┏━━

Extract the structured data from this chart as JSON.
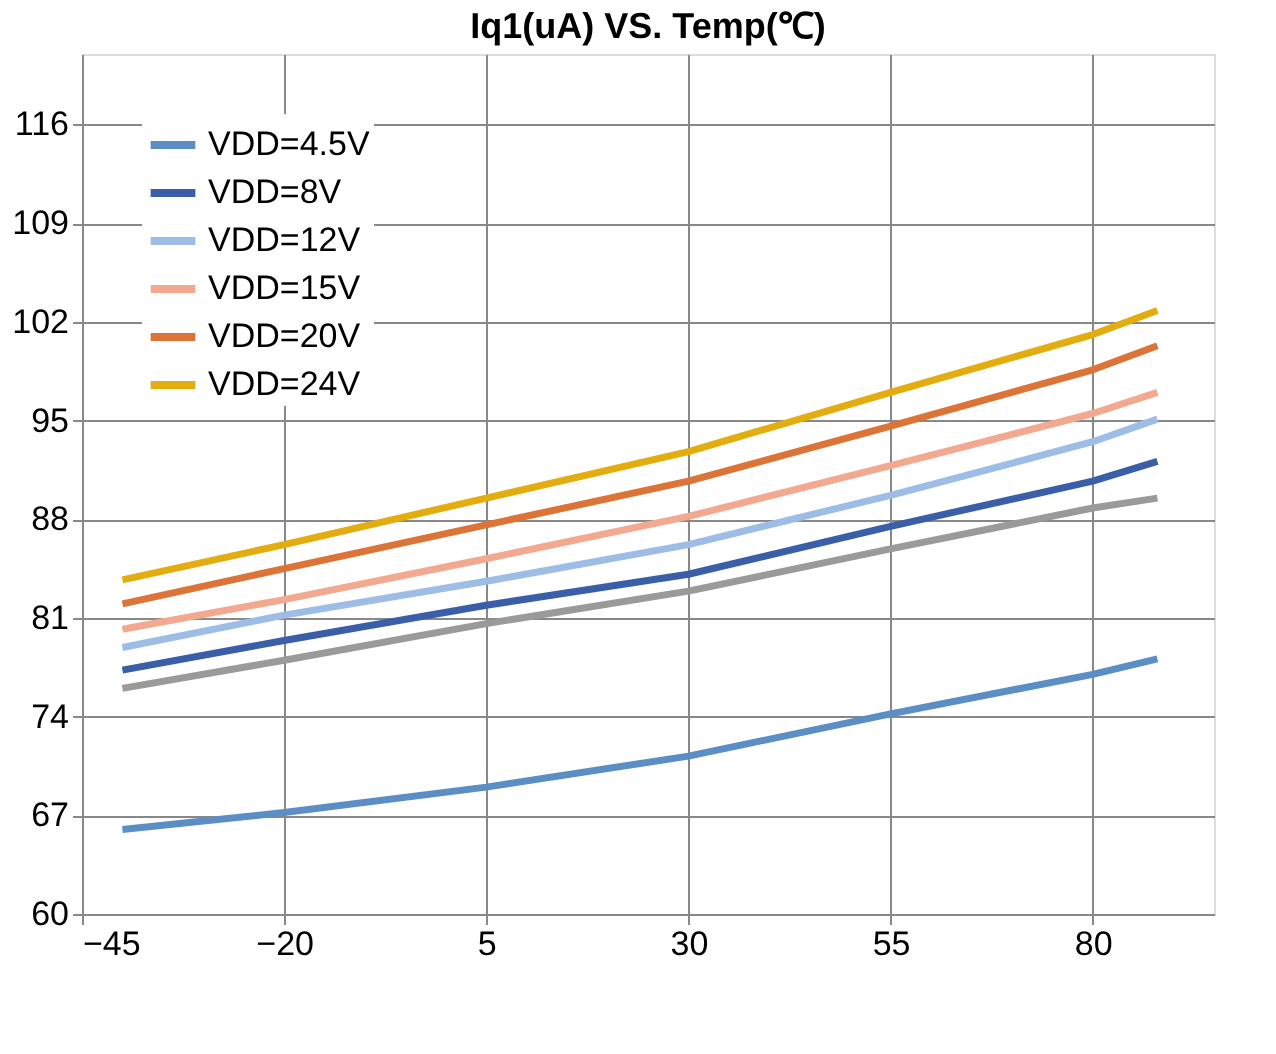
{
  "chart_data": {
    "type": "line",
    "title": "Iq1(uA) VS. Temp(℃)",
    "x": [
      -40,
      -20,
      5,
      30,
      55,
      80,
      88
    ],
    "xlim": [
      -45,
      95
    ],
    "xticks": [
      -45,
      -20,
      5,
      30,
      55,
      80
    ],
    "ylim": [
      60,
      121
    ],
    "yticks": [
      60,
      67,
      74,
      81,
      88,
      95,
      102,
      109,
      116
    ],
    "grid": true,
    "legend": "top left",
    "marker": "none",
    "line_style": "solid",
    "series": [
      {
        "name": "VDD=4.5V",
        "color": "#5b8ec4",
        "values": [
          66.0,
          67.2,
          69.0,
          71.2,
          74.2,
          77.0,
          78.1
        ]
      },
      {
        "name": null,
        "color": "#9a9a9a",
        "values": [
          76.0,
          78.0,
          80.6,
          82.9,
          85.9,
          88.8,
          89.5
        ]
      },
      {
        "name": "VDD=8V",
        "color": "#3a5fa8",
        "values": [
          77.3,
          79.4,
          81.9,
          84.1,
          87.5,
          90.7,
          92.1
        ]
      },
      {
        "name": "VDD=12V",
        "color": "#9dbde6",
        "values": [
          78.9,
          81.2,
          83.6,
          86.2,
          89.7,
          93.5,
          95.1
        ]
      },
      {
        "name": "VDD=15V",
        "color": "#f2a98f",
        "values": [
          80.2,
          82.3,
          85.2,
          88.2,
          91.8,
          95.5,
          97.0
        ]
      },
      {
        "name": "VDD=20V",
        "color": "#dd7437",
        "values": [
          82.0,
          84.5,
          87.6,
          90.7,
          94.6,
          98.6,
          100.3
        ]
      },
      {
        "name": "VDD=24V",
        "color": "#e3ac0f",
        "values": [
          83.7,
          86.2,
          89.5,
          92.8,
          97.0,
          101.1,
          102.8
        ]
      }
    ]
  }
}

┗━━

● **Description of the task**: Say, as a single number and nothing more, how many lines of the entries contain the word "color".

● **Response to the task**: 7